-- Start Input for this task --
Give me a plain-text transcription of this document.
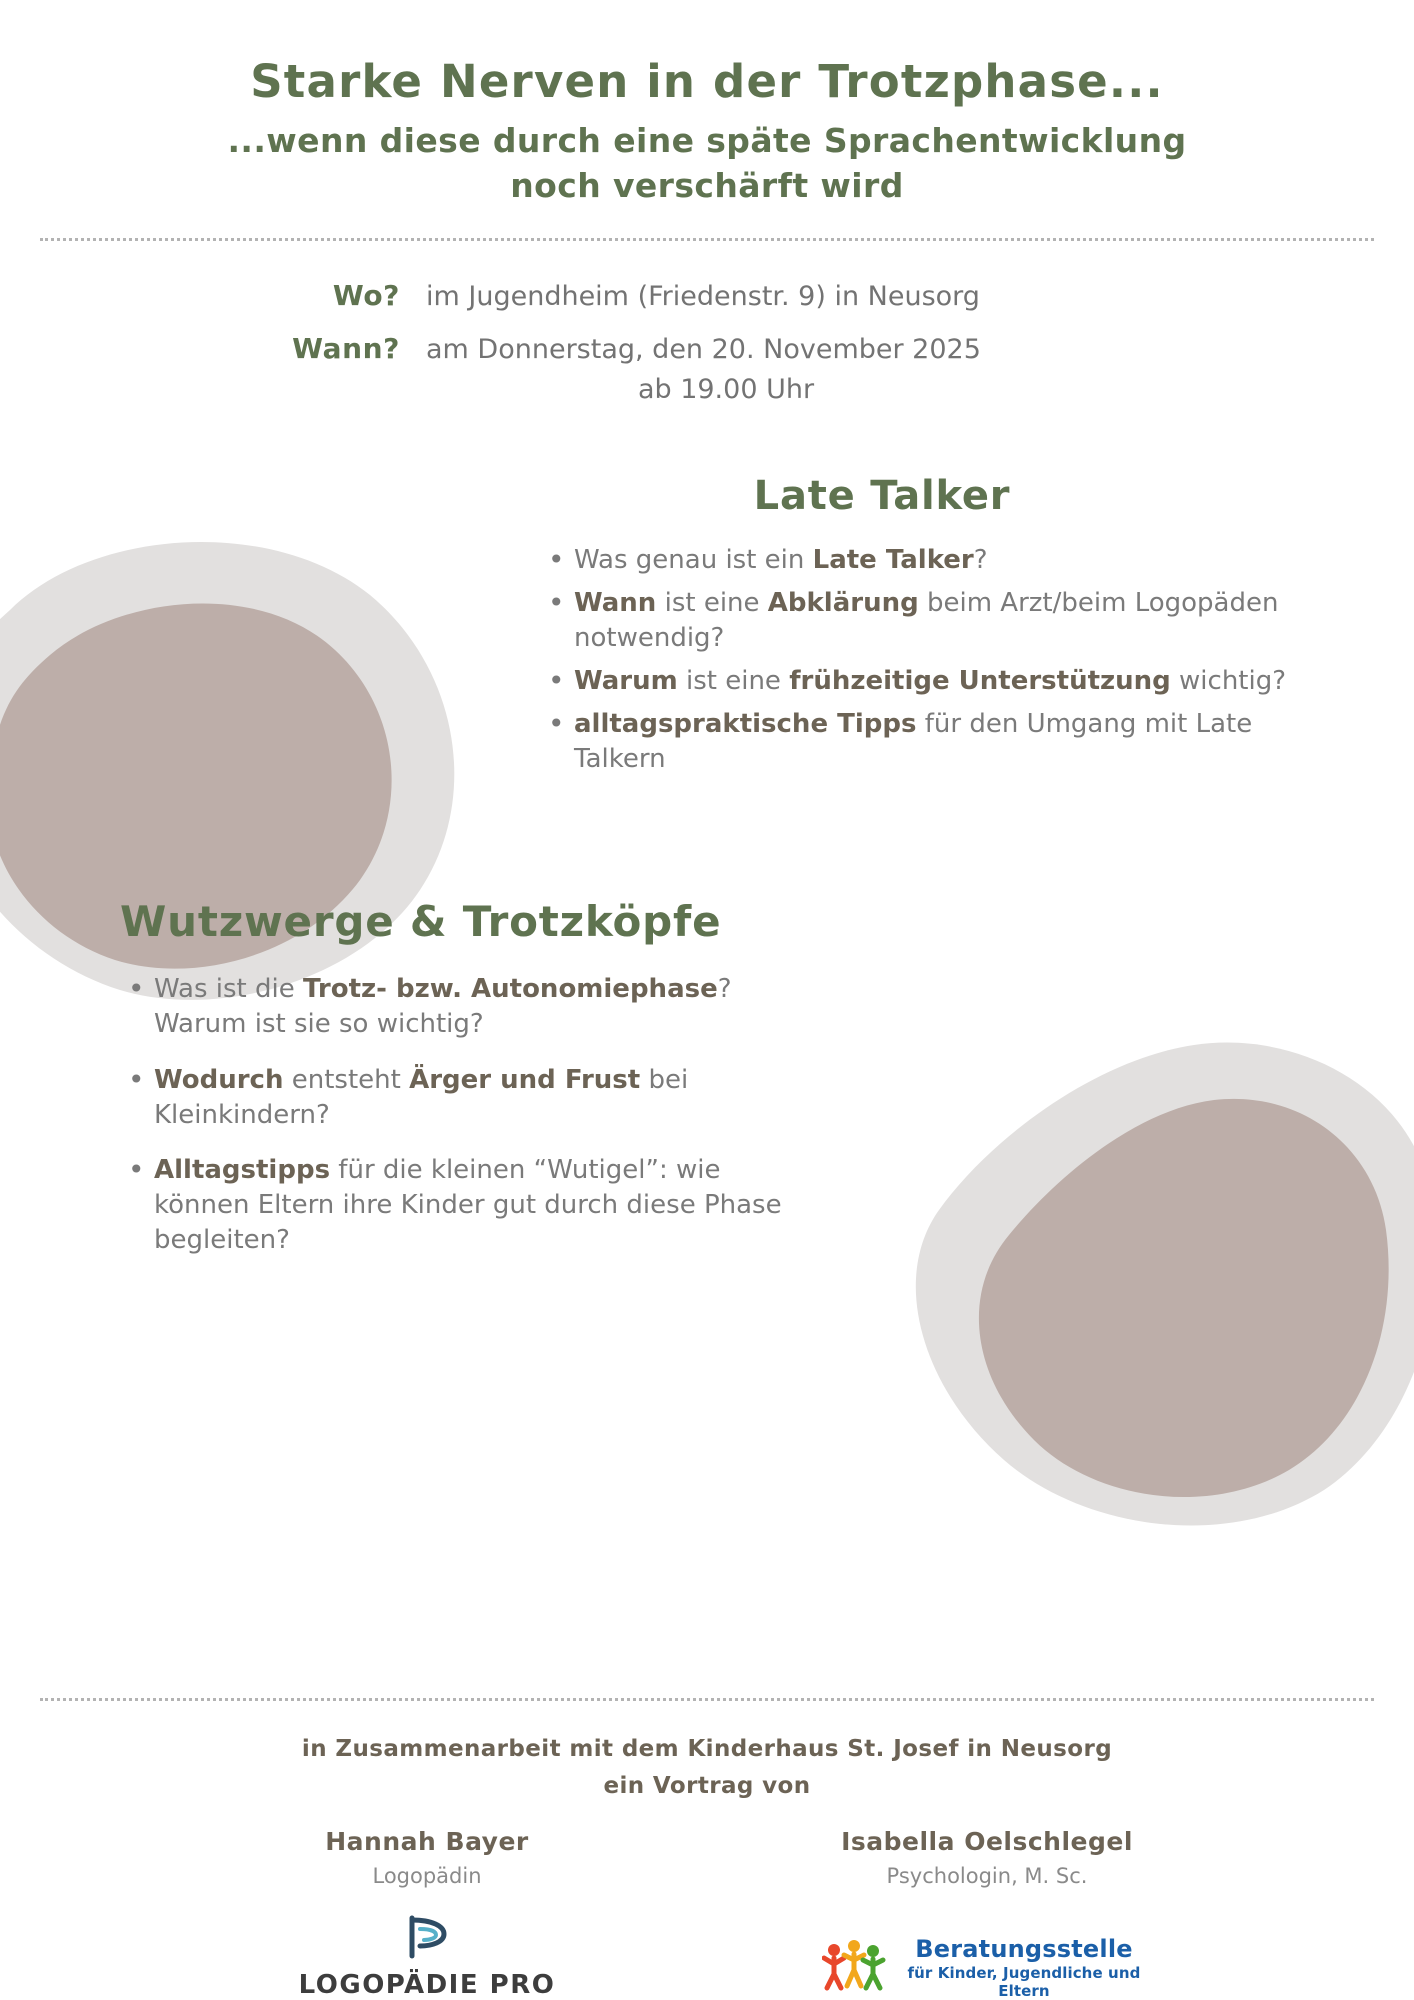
Starke Nerven in der Trotzphase...
...wenn diese durch eine späte Sprachentwicklung
noch verschärft wird
Wo? im Jugendheim (Friedenstr. 9) in Neusorg
Wann? am Donnerstag, den 20. November 2025
ab 19.00 Uhr
Late Talker
• Was genau ist ein Late Talker?
• Wann ist eine Abklärung beim Arzt/beim Logopäden notwendig?
• Warum ist eine frühzeitige Unterstützung wichtig?
• alltagspraktische Tipps für den Umgang mit Late Talkern
Wutzwerge & Trotzköpfe
• Was ist die Trotz- bzw. Autonomiephase? Warum ist sie so wichtig?
• Wodurch entsteht Ärger und Frust bei Kleinkindern?
• Alltagstipps für die kleinen “Wutigel”: wie können Eltern ihre Kinder gut durch diese Phase begleiten?
in Zusammenarbeit mit dem Kinderhaus St. Josef in Neusorg
ein Vortrag von
Hannah Bayer
Logopädin
LOGOPÄDIE PRO
Isabella Oelschlegel
Psychologin, M. Sc.
Beratungsstelle
für Kinder, Jugendliche und Eltern
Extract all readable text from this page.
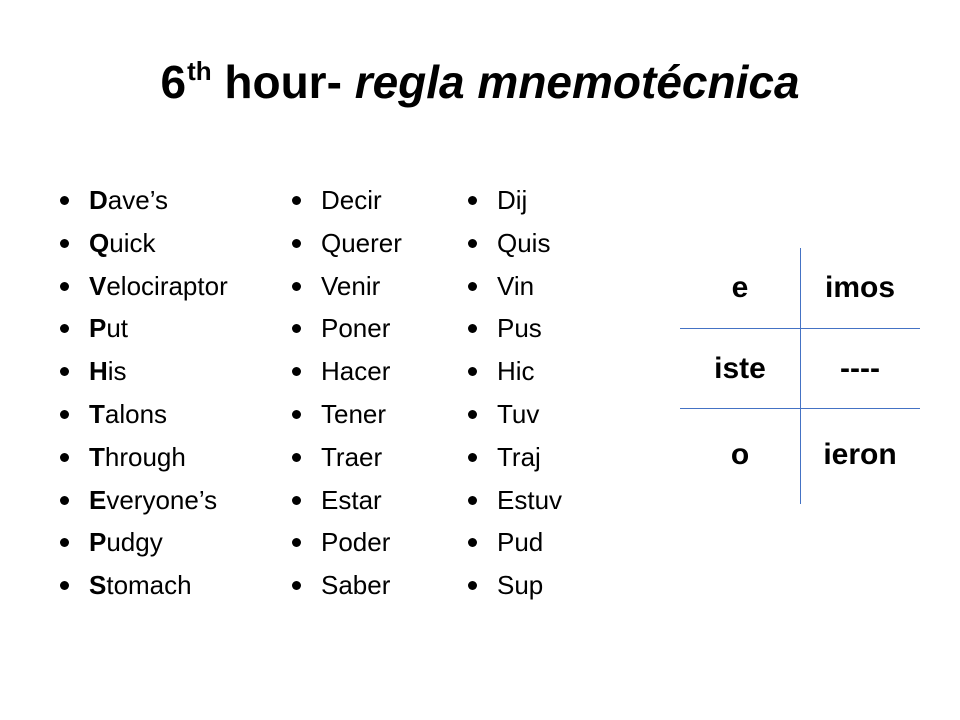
6th hour- regla mnemotécnica
Dave’s
Quick
Velociraptor
Put
His
Talons
Through
Everyone’s
Pudgy
Stomach
Decir
Querer
Venir
Poner
Hacer
Tener
Traer
Estar
Poder
Saber
Dij
Quis
Vin
Pus
Hic
Tuv
Traj
Estuv
Pud
Sup
e	imos
iste	----
o	ieron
-- End Input for this task --
* **Task statement**
Emit the lines from the line containing "Extract all readable text from this page." to the final line of the material, inclusive, exactly as written; pictures are excluded.

* **Result of this task**
Extract all readable text from this page.
6th hour- regla mnemotécnica
Dave’s
Quick
Velociraptor
Put
His
Talons
Through
Everyone’s
Pudgy
Stomach
Decir
Querer
Venir
Poner
Hacer
Tener
Traer
Estar
Poder
Saber
Dij
Quis
Vin
Pus
Hic
Tuv
Traj
Estuv
Pud
Sup
e	imos
iste	----
o	ieron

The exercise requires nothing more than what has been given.